Records for the task →

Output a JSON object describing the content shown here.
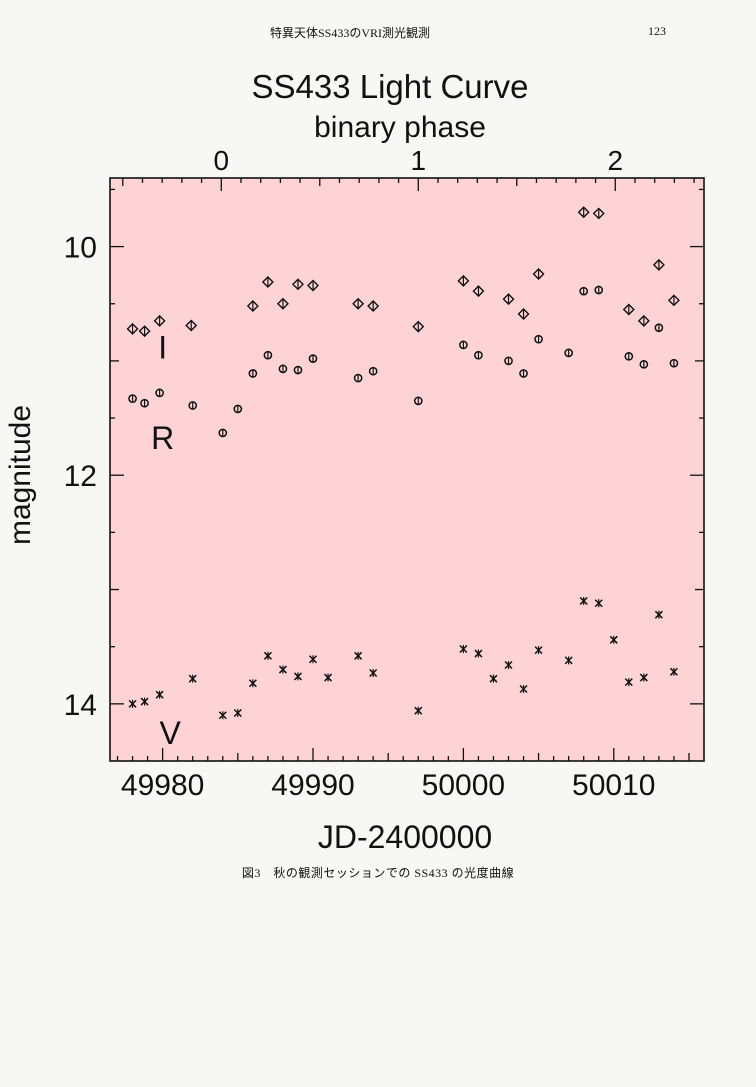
{
  "header": {
    "title": "特異天体SS433のVRI測光観測",
    "page_number": "123"
  },
  "caption": "図3　秋の観測セッションでの SS433 の光度曲線",
  "chart_data": {
    "type": "scatter",
    "title": "SS433  Light Curve",
    "xlabel": "JD-2400000",
    "ylabel": "magnitude",
    "secondary_xlabel": "binary phase",
    "xlim": [
      49976.5,
      50016
    ],
    "ylim": [
      14.5,
      9.4
    ],
    "y_inverted": true,
    "x_ticks": [
      49980,
      49990,
      50000,
      50010
    ],
    "y_ticks": [
      10,
      12,
      14
    ],
    "secondary_x_ticks": [
      {
        "label": "0",
        "jd": 49983.9
      },
      {
        "label": "1",
        "jd": 49997.0
      },
      {
        "label": "2",
        "jd": 50010.1
      }
    ],
    "background_color": "#fdd3d5",
    "grid": false,
    "series": [
      {
        "name": "I",
        "marker": "diamond",
        "points": [
          [
            49978.0,
            10.72
          ],
          [
            49978.8,
            10.74
          ],
          [
            49979.8,
            10.65
          ],
          [
            49981.9,
            10.69
          ],
          [
            49986.0,
            10.52
          ],
          [
            49987.0,
            10.31
          ],
          [
            49988.0,
            10.5
          ],
          [
            49989.0,
            10.33
          ],
          [
            49990.0,
            10.34
          ],
          [
            49993.0,
            10.5
          ],
          [
            49994.0,
            10.52
          ],
          [
            49997.0,
            10.7
          ],
          [
            50000.0,
            10.3
          ],
          [
            50001.0,
            10.39
          ],
          [
            50003.0,
            10.46
          ],
          [
            50004.0,
            10.59
          ],
          [
            50005.0,
            10.24
          ],
          [
            50008.0,
            9.7
          ],
          [
            50009.0,
            9.71
          ],
          [
            50011.0,
            10.55
          ],
          [
            50012.0,
            10.65
          ],
          [
            50013.0,
            10.16
          ],
          [
            50014.0,
            10.47
          ]
        ]
      },
      {
        "name": "R",
        "marker": "circle",
        "points": [
          [
            49978.0,
            11.33
          ],
          [
            49978.8,
            11.37
          ],
          [
            49979.8,
            11.28
          ],
          [
            49982.0,
            11.39
          ],
          [
            49984.0,
            11.63
          ],
          [
            49985.0,
            11.42
          ],
          [
            49986.0,
            11.11
          ],
          [
            49987.0,
            10.95
          ],
          [
            49988.0,
            11.07
          ],
          [
            49989.0,
            11.08
          ],
          [
            49990.0,
            10.98
          ],
          [
            49993.0,
            11.15
          ],
          [
            49994.0,
            11.09
          ],
          [
            49997.0,
            11.35
          ],
          [
            50000.0,
            10.86
          ],
          [
            50001.0,
            10.95
          ],
          [
            50003.0,
            11.0
          ],
          [
            50004.0,
            11.11
          ],
          [
            50005.0,
            10.81
          ],
          [
            50007.0,
            10.93
          ],
          [
            50008.0,
            10.39
          ],
          [
            50009.0,
            10.38
          ],
          [
            50011.0,
            10.96
          ],
          [
            50012.0,
            11.03
          ],
          [
            50013.0,
            10.71
          ],
          [
            50014.0,
            11.02
          ]
        ]
      },
      {
        "name": "V",
        "marker": "x",
        "points": [
          [
            49978.0,
            14.0
          ],
          [
            49978.8,
            13.98
          ],
          [
            49979.8,
            13.92
          ],
          [
            49982.0,
            13.78
          ],
          [
            49984.0,
            14.1
          ],
          [
            49985.0,
            14.08
          ],
          [
            49986.0,
            13.82
          ],
          [
            49987.0,
            13.58
          ],
          [
            49988.0,
            13.7
          ],
          [
            49989.0,
            13.76
          ],
          [
            49990.0,
            13.61
          ],
          [
            49991.0,
            13.77
          ],
          [
            49993.0,
            13.58
          ],
          [
            49994.0,
            13.73
          ],
          [
            49997.0,
            14.06
          ],
          [
            50000.0,
            13.52
          ],
          [
            50001.0,
            13.56
          ],
          [
            50002.0,
            13.78
          ],
          [
            50003.0,
            13.66
          ],
          [
            50004.0,
            13.87
          ],
          [
            50005.0,
            13.53
          ],
          [
            50007.0,
            13.62
          ],
          [
            50008.0,
            13.1
          ],
          [
            50009.0,
            13.12
          ],
          [
            50010.0,
            13.44
          ],
          [
            50011.0,
            13.81
          ],
          [
            50012.0,
            13.77
          ],
          [
            50013.0,
            13.22
          ],
          [
            50014.0,
            13.72
          ]
        ]
      }
    ]
  }
}
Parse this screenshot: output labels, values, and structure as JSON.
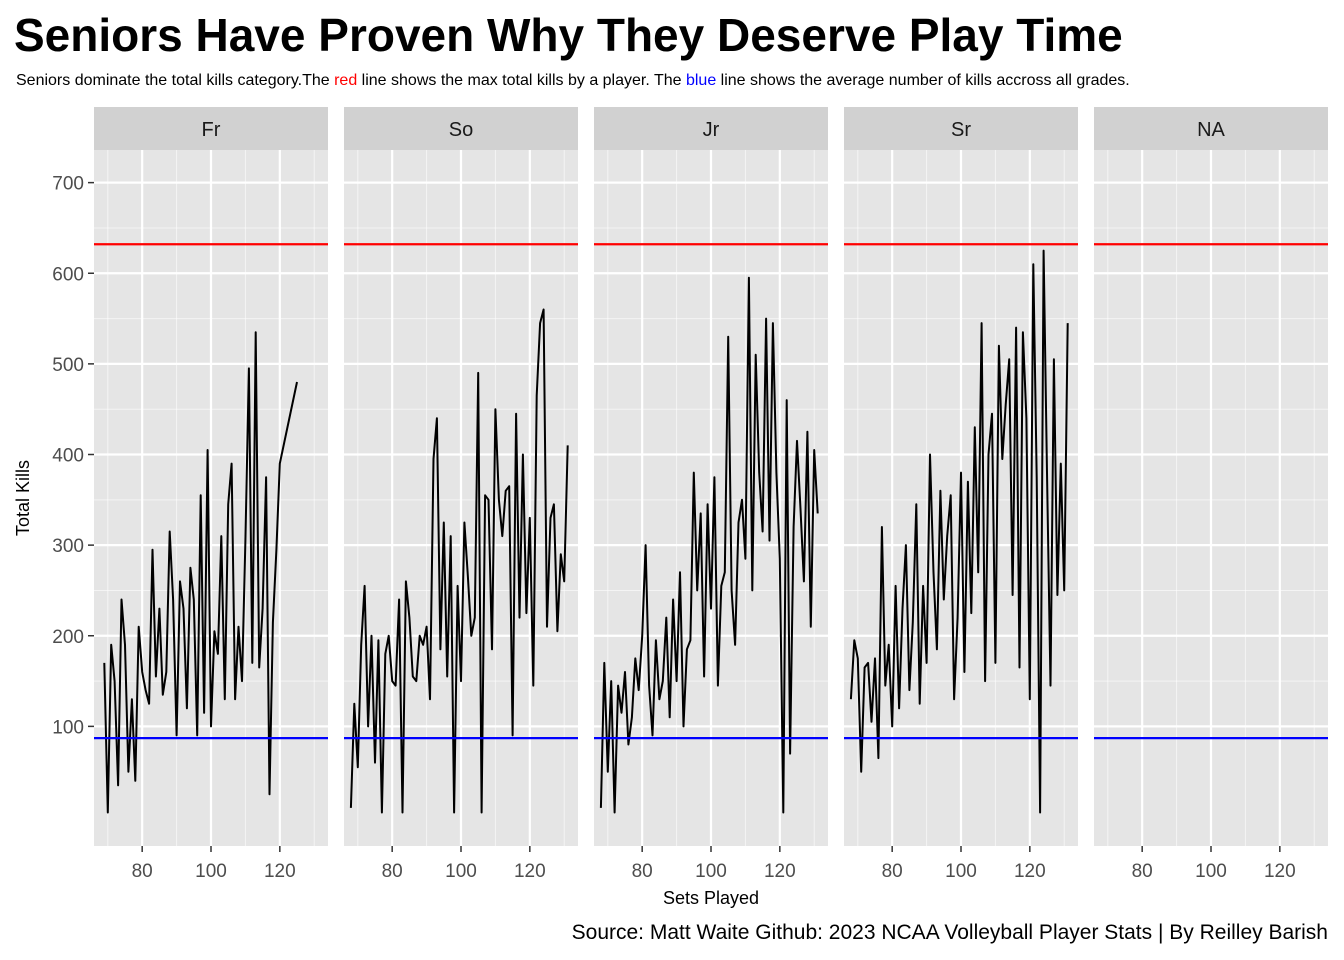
{
  "title": "Seniors Have Proven Why They Deserve Play Time",
  "subtitle": {
    "part1": "Seniors dominate the total kills category.The ",
    "red_word": "red",
    "part2": " line shows the max total kills by a player. The ",
    "blue_word": "blue",
    "part3": " line shows the average number of kills accross all grades."
  },
  "caption": "Source: Matt Waite Github: 2023 NCAA Volleyball Player Stats | By Reilley Barish",
  "colors": {
    "panel_bg": "#e5e5e5",
    "strip_bg": "#d1d1d1",
    "grid": "#ffffff",
    "max_line": "#ff0000",
    "avg_line": "#0000ff",
    "series_line": "#000000"
  },
  "chart_data": {
    "type": "line",
    "facet_by": "grade",
    "xlabel": "Sets Played",
    "ylabel": "Total Kills",
    "xlim": [
      66,
      134
    ],
    "ylim": [
      -32,
      736
    ],
    "x_ticks": [
      80,
      100,
      120
    ],
    "y_ticks": [
      100,
      200,
      300,
      400,
      500,
      600,
      700
    ],
    "reference_lines": [
      {
        "color": "red",
        "y": 632
      },
      {
        "color": "blue",
        "y": 87
      }
    ],
    "facets": [
      {
        "label": "Fr",
        "x": [
          69,
          70,
          71,
          72,
          73,
          74,
          75,
          76,
          77,
          78,
          79,
          80,
          81,
          82,
          83,
          84,
          85,
          86,
          87,
          88,
          89,
          90,
          91,
          92,
          93,
          94,
          95,
          96,
          97,
          98,
          99,
          100,
          101,
          102,
          103,
          104,
          105,
          106,
          107,
          108,
          109,
          110,
          111,
          112,
          113,
          114,
          115,
          116,
          117,
          118,
          119,
          120,
          125
        ],
        "y": [
          170,
          5,
          190,
          150,
          35,
          240,
          190,
          50,
          130,
          40,
          210,
          160,
          140,
          125,
          295,
          155,
          230,
          135,
          160,
          315,
          240,
          90,
          260,
          230,
          120,
          275,
          240,
          90,
          355,
          115,
          405,
          100,
          205,
          180,
          310,
          130,
          345,
          390,
          130,
          210,
          150,
          305,
          495,
          170,
          535,
          165,
          230,
          375,
          25,
          215,
          295,
          390,
          480
        ]
      },
      {
        "label": "So",
        "x": [
          68,
          69,
          70,
          71,
          72,
          73,
          74,
          75,
          76,
          77,
          78,
          79,
          80,
          81,
          82,
          83,
          84,
          85,
          86,
          87,
          88,
          89,
          90,
          91,
          92,
          93,
          94,
          95,
          96,
          97,
          98,
          99,
          100,
          101,
          102,
          103,
          104,
          105,
          106,
          107,
          108,
          109,
          110,
          111,
          112,
          113,
          114,
          115,
          116,
          117,
          118,
          119,
          120,
          121,
          122,
          123,
          124,
          125,
          126,
          127,
          128,
          129,
          130,
          131
        ],
        "y": [
          10,
          125,
          55,
          190,
          255,
          100,
          200,
          60,
          195,
          5,
          180,
          200,
          150,
          145,
          240,
          5,
          260,
          220,
          155,
          150,
          200,
          190,
          210,
          130,
          395,
          440,
          185,
          325,
          155,
          310,
          5,
          255,
          150,
          325,
          265,
          200,
          220,
          490,
          5,
          355,
          350,
          185,
          450,
          350,
          310,
          360,
          365,
          90,
          445,
          220,
          400,
          225,
          330,
          145,
          465,
          545,
          560,
          210,
          330,
          345,
          205,
          290,
          260,
          410
        ]
      },
      {
        "label": "Jr",
        "x": [
          68,
          69,
          70,
          71,
          72,
          73,
          74,
          75,
          76,
          77,
          78,
          79,
          80,
          81,
          82,
          83,
          84,
          85,
          86,
          87,
          88,
          89,
          90,
          91,
          92,
          93,
          94,
          95,
          96,
          97,
          98,
          99,
          100,
          101,
          102,
          103,
          104,
          105,
          106,
          107,
          108,
          109,
          110,
          111,
          112,
          113,
          114,
          115,
          116,
          117,
          118,
          119,
          120,
          121,
          122,
          123,
          124,
          125,
          126,
          127,
          128,
          129,
          130,
          131
        ],
        "y": [
          10,
          170,
          50,
          150,
          5,
          145,
          115,
          160,
          80,
          110,
          175,
          140,
          200,
          300,
          145,
          90,
          195,
          130,
          150,
          220,
          110,
          240,
          150,
          270,
          100,
          185,
          195,
          380,
          250,
          335,
          155,
          345,
          230,
          375,
          145,
          255,
          270,
          530,
          250,
          190,
          325,
          350,
          285,
          595,
          250,
          510,
          380,
          315,
          550,
          305,
          545,
          380,
          285,
          5,
          460,
          70,
          320,
          415,
          340,
          260,
          425,
          210,
          405,
          335
        ]
      },
      {
        "label": "Sr",
        "x": [
          68,
          69,
          70,
          71,
          72,
          73,
          74,
          75,
          76,
          77,
          78,
          79,
          80,
          81,
          82,
          83,
          84,
          85,
          86,
          87,
          88,
          89,
          90,
          91,
          92,
          93,
          94,
          95,
          96,
          97,
          98,
          99,
          100,
          101,
          102,
          103,
          104,
          105,
          106,
          107,
          108,
          109,
          110,
          111,
          112,
          113,
          114,
          115,
          116,
          117,
          118,
          119,
          120,
          121,
          122,
          123,
          124,
          125,
          126,
          127,
          128,
          129,
          130,
          131
        ],
        "y": [
          130,
          195,
          175,
          50,
          165,
          170,
          105,
          175,
          65,
          320,
          145,
          190,
          100,
          255,
          120,
          230,
          300,
          140,
          215,
          345,
          125,
          255,
          170,
          400,
          270,
          185,
          360,
          240,
          310,
          355,
          130,
          220,
          380,
          160,
          370,
          225,
          430,
          270,
          545,
          150,
          400,
          445,
          170,
          520,
          395,
          455,
          505,
          245,
          540,
          165,
          535,
          440,
          130,
          610,
          375,
          5,
          625,
          380,
          145,
          505,
          245,
          390,
          250,
          545
        ]
      },
      {
        "label": "NA",
        "x": [],
        "y": []
      }
    ]
  }
}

Task details →
List all lines above in which the string "Seniors" appears.

Written response →
  "title": "Seniors Have Proven Why They Deserve Play Time",
    "part1": "Seniors dominate the total kills category.The ",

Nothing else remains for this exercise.